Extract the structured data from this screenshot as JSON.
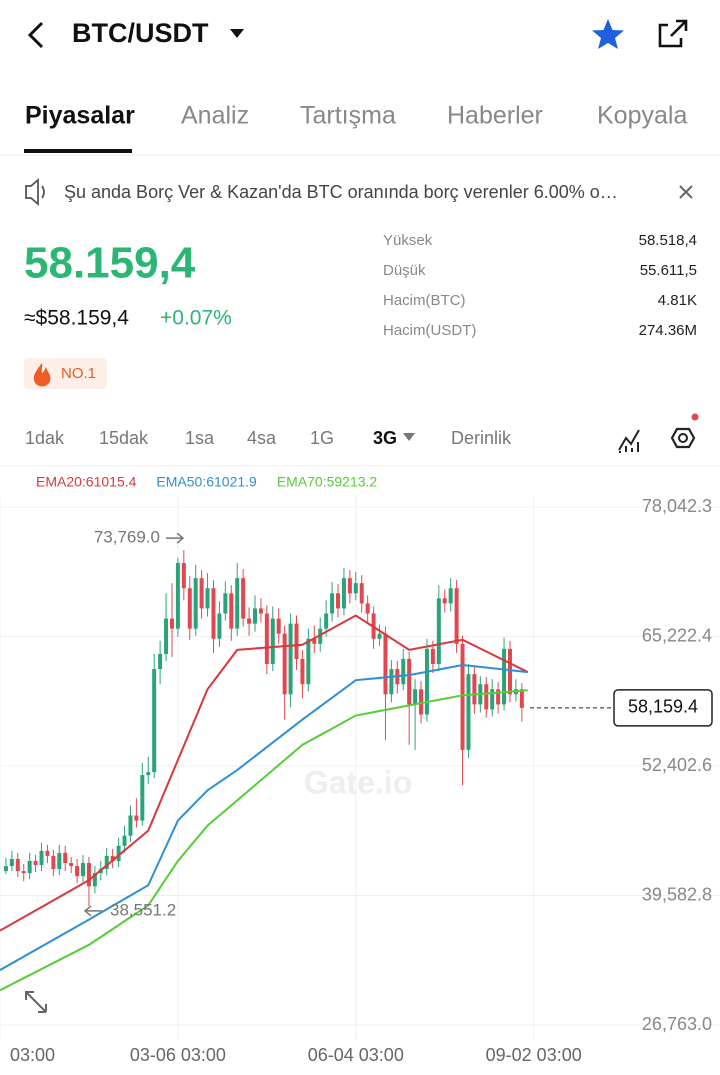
{
  "header": {
    "title": "BTC/USDT"
  },
  "tabs": [
    "Piyasalar",
    "Analiz",
    "Tartışma",
    "Haberler",
    "Kopyala"
  ],
  "notice": "Şu anda Borç Ver & Kazan'da BTC oranında borç verenler 6.00% o…",
  "price": {
    "last": "58.159,4",
    "usd": "≈$58.159,4",
    "change": "+0.07%"
  },
  "stats": [
    {
      "label": "Yüksek",
      "value": "58.518,4"
    },
    {
      "label": "Düşük",
      "value": "55.611,5"
    },
    {
      "label": "Hacim(BTC)",
      "value": "4.81K"
    },
    {
      "label": "Hacim(USDT)",
      "value": "274.36M"
    }
  ],
  "badge": "NO.1",
  "intervals": [
    "1dak",
    "15dak",
    "1sa",
    "4sa",
    "1G",
    "3G",
    "Derinlik"
  ],
  "chart_data": {
    "type": "candlestick",
    "watermark": "Gate.io",
    "ylim": [
      26763.0,
      78042.3
    ],
    "yticks": [
      {
        "value": 26763.0,
        "label": "26,763.0"
      },
      {
        "value": 39582.8,
        "label": "39,582.8"
      },
      {
        "value": 52402.6,
        "label": "52,402.6"
      },
      {
        "value": 65222.4,
        "label": "65,222.4"
      },
      {
        "value": 78042.3,
        "label": "78,042.3"
      }
    ],
    "xlim": [
      0,
      121
    ],
    "xticks": [
      {
        "value": 0,
        "label": "03:00"
      },
      {
        "value": 30,
        "label": "03-06 03:00"
      },
      {
        "value": 60,
        "label": "06-04 03:00"
      },
      {
        "value": 90,
        "label": "09-02 03:00"
      }
    ],
    "grid": true,
    "up_color": "#2ba37a",
    "down_color": "#e2474f",
    "high_label": {
      "value": 73769.0,
      "label": "73,769.0"
    },
    "low_label": {
      "value": 38551.2,
      "label": "38,551.2"
    },
    "last_label": {
      "value": 58159.4,
      "label": "58,159.4"
    },
    "candles": [
      [
        42000,
        43300,
        41700,
        42500
      ],
      [
        42500,
        44000,
        42000,
        43200
      ],
      [
        43200,
        43800,
        41400,
        42000
      ],
      [
        42000,
        42700,
        41000,
        41800
      ],
      [
        41800,
        43800,
        41200,
        43000
      ],
      [
        43000,
        43600,
        41900,
        42600
      ],
      [
        42600,
        44800,
        42000,
        44000
      ],
      [
        44000,
        44600,
        42800,
        43500
      ],
      [
        43500,
        44100,
        41500,
        42200
      ],
      [
        42200,
        44600,
        41600,
        43800
      ],
      [
        43800,
        44500,
        42000,
        42800
      ],
      [
        42800,
        43400,
        41800,
        42500
      ],
      [
        42500,
        43200,
        40800,
        41500
      ],
      [
        41500,
        43600,
        40900,
        42800
      ],
      [
        42800,
        43400,
        38551.2,
        40500
      ],
      [
        40500,
        42500,
        39800,
        41800
      ],
      [
        41800,
        43000,
        41100,
        42200
      ],
      [
        42200,
        44300,
        41600,
        43500
      ],
      [
        43500,
        44200,
        42300,
        43000
      ],
      [
        43000,
        45300,
        42400,
        44500
      ],
      [
        44500,
        46500,
        43800,
        45500
      ],
      [
        45500,
        48500,
        44900,
        47500
      ],
      [
        47500,
        49200,
        46300,
        47000
      ],
      [
        47000,
        52700,
        46500,
        51500
      ],
      [
        51500,
        53300,
        50600,
        51800
      ],
      [
        51800,
        63500,
        51200,
        62000
      ],
      [
        62000,
        64800,
        60500,
        63500
      ],
      [
        63500,
        69500,
        62800,
        67000
      ],
      [
        67000,
        70500,
        63200,
        66000
      ],
      [
        66000,
        73000,
        65200,
        72500
      ],
      [
        72500,
        73769.0,
        68800,
        70000
      ],
      [
        70000,
        71200,
        64900,
        66000
      ],
      [
        66000,
        72300,
        65300,
        71000
      ],
      [
        71000,
        71800,
        67000,
        68000
      ],
      [
        68000,
        71500,
        67200,
        70000
      ],
      [
        70000,
        70800,
        63600,
        65000
      ],
      [
        65000,
        68700,
        64200,
        67500
      ],
      [
        67500,
        70700,
        66800,
        69500
      ],
      [
        69500,
        70300,
        64800,
        66000
      ],
      [
        66000,
        72500,
        65300,
        71000
      ],
      [
        71000,
        71900,
        66200,
        67000
      ],
      [
        67000,
        68100,
        65300,
        66500
      ],
      [
        66500,
        69300,
        65700,
        68000
      ],
      [
        68000,
        69000,
        66600,
        67500
      ],
      [
        67500,
        68300,
        61500,
        62500
      ],
      [
        62500,
        68200,
        61800,
        67000
      ],
      [
        67000,
        68000,
        64500,
        65500
      ],
      [
        65500,
        66300,
        57000,
        59500
      ],
      [
        59500,
        67500,
        58200,
        66500
      ],
      [
        66500,
        67300,
        61900,
        63000
      ],
      [
        63000,
        63900,
        59100,
        60500
      ],
      [
        60500,
        66000,
        59800,
        65000
      ],
      [
        65000,
        66300,
        63600,
        64500
      ],
      [
        64500,
        67100,
        63700,
        66000
      ],
      [
        66000,
        68800,
        65200,
        67500
      ],
      [
        67500,
        70600,
        66700,
        69500
      ],
      [
        69500,
        70400,
        67100,
        68000
      ],
      [
        68000,
        72000,
        67300,
        71000
      ],
      [
        71000,
        71800,
        68500,
        69500
      ],
      [
        69500,
        71600,
        68800,
        70500
      ],
      [
        70500,
        71300,
        67600,
        68500
      ],
      [
        68500,
        69300,
        66500,
        67500
      ],
      [
        67500,
        68200,
        64000,
        65000
      ],
      [
        65000,
        66400,
        64300,
        65500
      ],
      [
        65500,
        66200,
        55000,
        59500
      ],
      [
        59500,
        62900,
        58700,
        62000
      ],
      [
        62000,
        62800,
        59600,
        60500
      ],
      [
        60500,
        64000,
        59900,
        63000
      ],
      [
        63000,
        63700,
        54500,
        58500
      ],
      [
        58500,
        61000,
        54000,
        60000
      ],
      [
        60000,
        60800,
        56600,
        57500
      ],
      [
        57500,
        65000,
        56800,
        64000
      ],
      [
        64000,
        64800,
        61600,
        62500
      ],
      [
        62500,
        70300,
        61800,
        69000
      ],
      [
        69000,
        69900,
        67600,
        68500
      ],
      [
        68500,
        71000,
        67700,
        70000
      ],
      [
        70000,
        70800,
        63600,
        64500
      ],
      [
        64500,
        65300,
        50500,
        54000
      ],
      [
        54000,
        62500,
        53200,
        61500
      ],
      [
        61500,
        62300,
        57600,
        58500
      ],
      [
        58500,
        61300,
        57700,
        60500
      ],
      [
        60500,
        61200,
        57200,
        58000
      ],
      [
        58000,
        61000,
        57300,
        60000
      ],
      [
        60000,
        60700,
        57600,
        58500
      ],
      [
        58500,
        65100,
        57900,
        64000
      ],
      [
        64000,
        64800,
        58700,
        59500
      ],
      [
        59500,
        61000,
        58800,
        60000
      ],
      [
        60000,
        60600,
        56800,
        58159.4
      ]
    ],
    "series": [
      {
        "name": "EMA20:61015.4",
        "color": "#d9363e",
        "x": [
          0,
          15,
          25,
          30,
          35,
          40,
          51,
          60,
          69,
          78,
          89
        ],
        "values": [
          36100,
          41100,
          46000,
          53000,
          60000,
          63900,
          64400,
          67300,
          63900,
          64900,
          61700
        ]
      },
      {
        "name": "EMA50:61021.9",
        "color": "#2f8fd0",
        "x": [
          0,
          15,
          25,
          30,
          35,
          40,
          51,
          60,
          69,
          78,
          89
        ],
        "values": [
          32200,
          37200,
          40600,
          47000,
          50000,
          52000,
          57000,
          60900,
          61400,
          62400,
          61700
        ]
      },
      {
        "name": "EMA70:59213.2",
        "color": "#55cc3a",
        "x": [
          0,
          15,
          25,
          30,
          35,
          40,
          51,
          60,
          69,
          78,
          89
        ],
        "values": [
          30200,
          34700,
          38600,
          43000,
          46500,
          49000,
          54500,
          57400,
          58400,
          59400,
          59900
        ]
      }
    ]
  }
}
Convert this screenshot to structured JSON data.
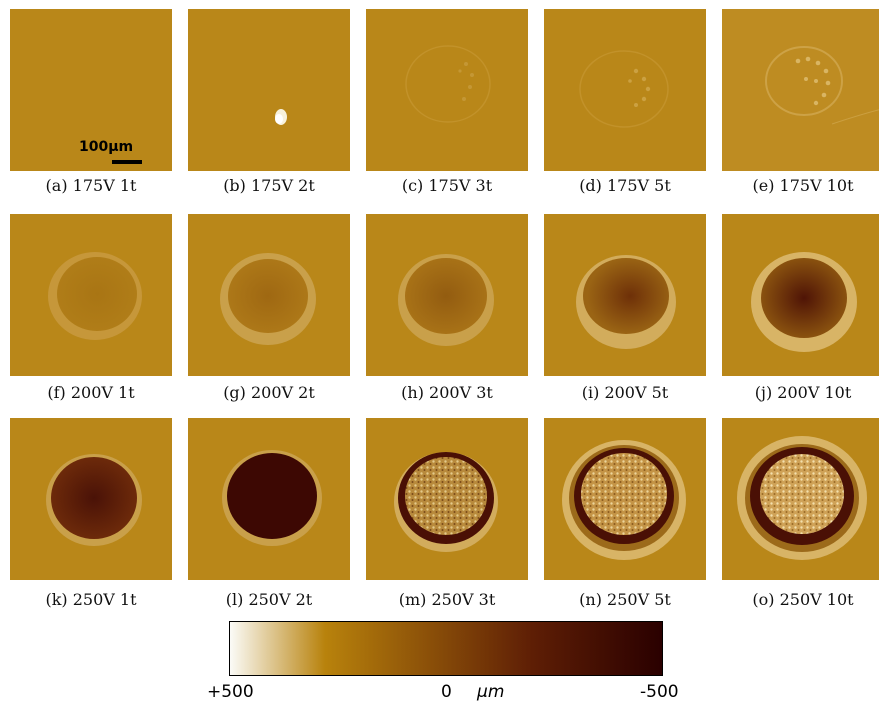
{
  "panels": [
    {
      "caption": "(a) 175V 1t"
    },
    {
      "caption": "(b) 175V 2t"
    },
    {
      "caption": "(c) 175V 3t"
    },
    {
      "caption": "(d) 175V 5t"
    },
    {
      "caption": "(e) 175V 10t"
    },
    {
      "caption": "(f) 200V 1t"
    },
    {
      "caption": "(g) 200V 2t"
    },
    {
      "caption": "(h) 200V 3t"
    },
    {
      "caption": "(i) 200V 5t"
    },
    {
      "caption": "(j) 200V 10t"
    },
    {
      "caption": "(k) 250V 1t"
    },
    {
      "caption": "(l) 250V 2t"
    },
    {
      "caption": "(m) 250V 3t"
    },
    {
      "caption": "(n) 250V 5t"
    },
    {
      "caption": "(o) 250V 10t"
    }
  ],
  "scale_bar": {
    "label": "100μm"
  },
  "colorbar": {
    "min_label": "+500",
    "mid_label": "0",
    "max_label": "-500",
    "unit": "μm",
    "colors": [
      "#fbfbf7",
      "#b8820c",
      "#5e1e05",
      "#2a0000"
    ]
  }
}
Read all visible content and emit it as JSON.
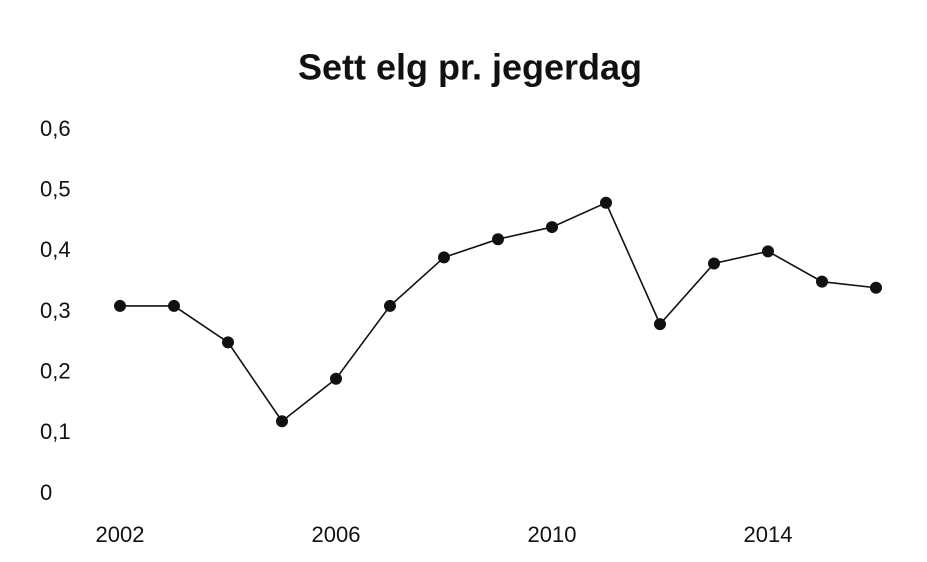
{
  "chart_data": {
    "type": "line",
    "title": "Sett elg pr. jegerdag",
    "x": [
      2002,
      2003,
      2004,
      2005,
      2006,
      2007,
      2008,
      2009,
      2010,
      2011,
      2012,
      2013,
      2014,
      2015,
      2016
    ],
    "values": [
      0.31,
      0.31,
      0.25,
      0.12,
      0.19,
      0.31,
      0.39,
      0.42,
      0.44,
      0.48,
      0.28,
      0.38,
      0.4,
      0.35,
      0.34
    ],
    "color": "#111111",
    "xlim": [
      2002,
      2016
    ],
    "xticks": [
      2002,
      2006,
      2010,
      2014
    ],
    "ylim": [
      0,
      0.6
    ],
    "yticks": [
      0,
      {
        "value": 0.1,
        "label": "0,1"
      },
      {
        "value": 0.2,
        "label": "0,2"
      },
      {
        "value": 0.3,
        "label": "0,3"
      },
      {
        "value": 0.4,
        "label": "0,4"
      },
      {
        "value": 0.5,
        "label": "0,5"
      },
      {
        "value": 0.6,
        "label": "0,6"
      }
    ],
    "grid": false
  }
}
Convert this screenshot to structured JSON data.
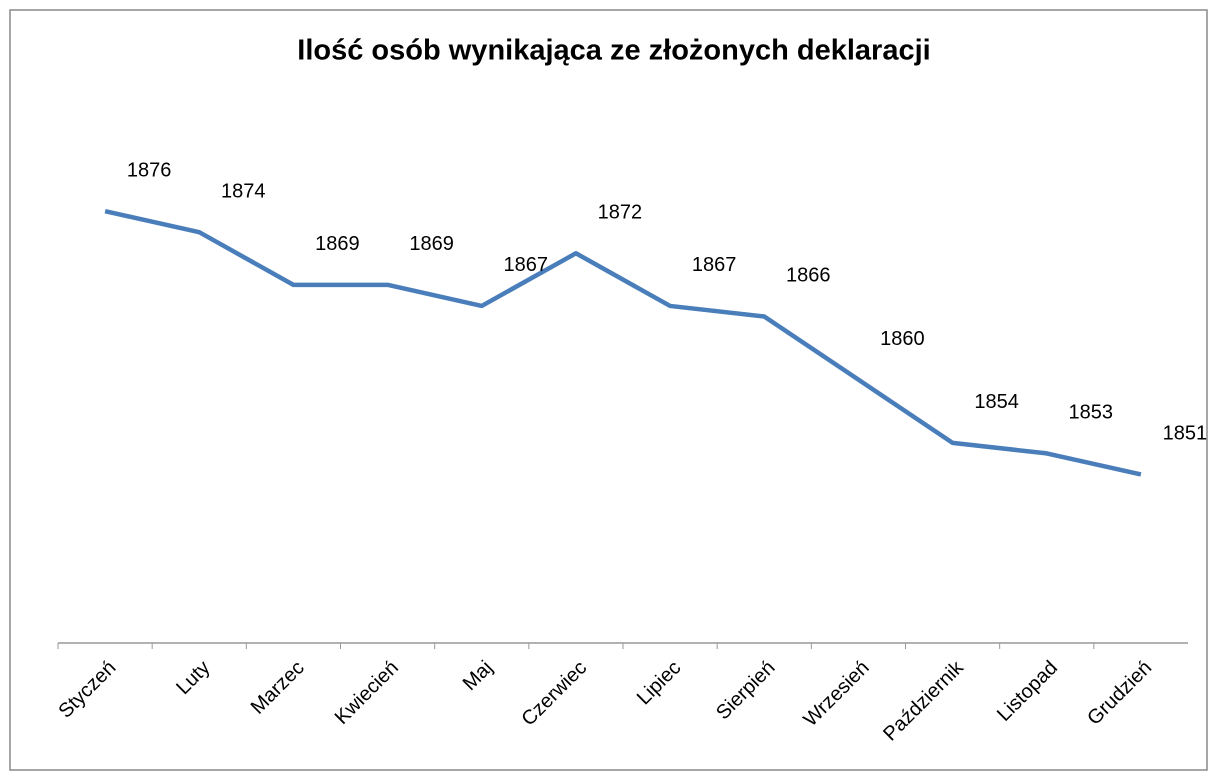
{
  "chart_data": {
    "type": "line",
    "title": "Ilość osób wynikająca ze złożonych deklaracji",
    "categories": [
      "Styczeń",
      "Luty",
      "Marzec",
      "Kwiecień",
      "Maj",
      "Czerwiec",
      "Lipiec",
      "Sierpień",
      "Wrzesień",
      "Październik",
      "Listopad",
      "Grudzień"
    ],
    "values": [
      1876,
      1874,
      1869,
      1869,
      1867,
      1872,
      1867,
      1866,
      1860,
      1854,
      1853,
      1851
    ],
    "color": "#4a7ebb",
    "ylim": [
      1835,
      1880
    ]
  }
}
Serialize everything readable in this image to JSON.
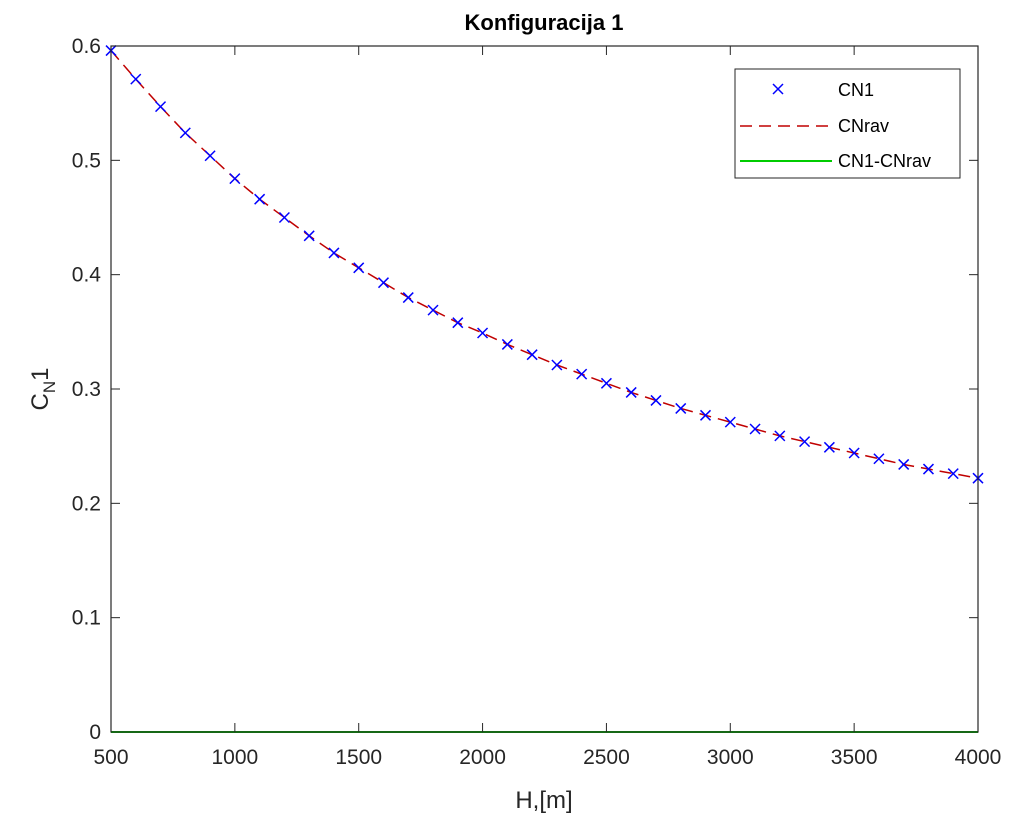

» **TASK DETAILS**
What is the number of lines in the records that contain the string "this"? Give only that number.

» **RESPONSE**
4